Task statement: From the data that follows, copy every line holding the string "фондами".

Exercise input:
※

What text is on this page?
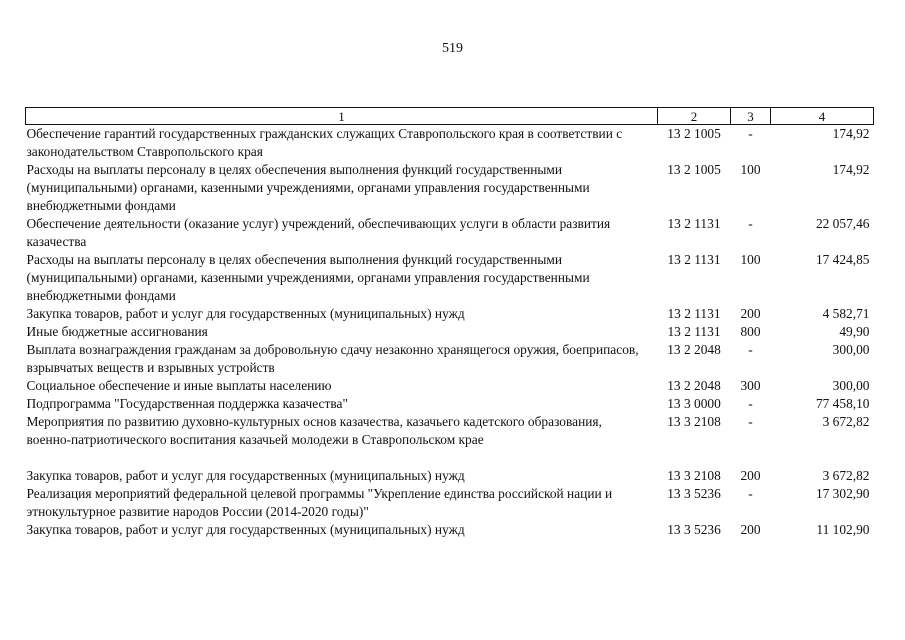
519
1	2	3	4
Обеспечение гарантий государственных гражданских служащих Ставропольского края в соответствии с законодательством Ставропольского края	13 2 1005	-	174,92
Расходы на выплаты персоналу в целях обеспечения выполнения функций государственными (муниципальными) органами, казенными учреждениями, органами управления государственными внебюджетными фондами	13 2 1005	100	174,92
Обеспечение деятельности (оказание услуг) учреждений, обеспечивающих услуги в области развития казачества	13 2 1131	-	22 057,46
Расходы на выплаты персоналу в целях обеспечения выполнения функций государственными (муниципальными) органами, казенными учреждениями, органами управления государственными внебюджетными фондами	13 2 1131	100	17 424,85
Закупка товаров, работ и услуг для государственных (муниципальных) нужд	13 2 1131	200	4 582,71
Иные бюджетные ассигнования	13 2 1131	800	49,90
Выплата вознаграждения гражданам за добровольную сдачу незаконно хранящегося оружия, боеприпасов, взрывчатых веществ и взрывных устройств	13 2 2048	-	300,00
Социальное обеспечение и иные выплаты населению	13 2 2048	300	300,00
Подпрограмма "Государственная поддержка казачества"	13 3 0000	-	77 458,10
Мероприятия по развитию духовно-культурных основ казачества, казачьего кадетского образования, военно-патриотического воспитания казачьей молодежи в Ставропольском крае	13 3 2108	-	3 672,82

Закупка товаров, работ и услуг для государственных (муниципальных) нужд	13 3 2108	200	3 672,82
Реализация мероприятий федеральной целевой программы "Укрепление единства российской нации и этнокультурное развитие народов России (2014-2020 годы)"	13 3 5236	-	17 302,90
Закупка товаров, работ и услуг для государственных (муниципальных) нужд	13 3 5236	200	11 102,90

※

Completed exercise:
Расходы на выплаты персоналу в целях обеспечения выполнения функций государственными (муниципальными) органами, казенными учреждениями, органами управления государственными внебюджетными фондами	13 2 1005	100	174,92
Расходы на выплаты персоналу в целях обеспечения выполнения функций государственными (муниципальными) органами, казенными учреждениями, органами управления государственными внебюджетными фондами	13 2 1131	100	17 424,85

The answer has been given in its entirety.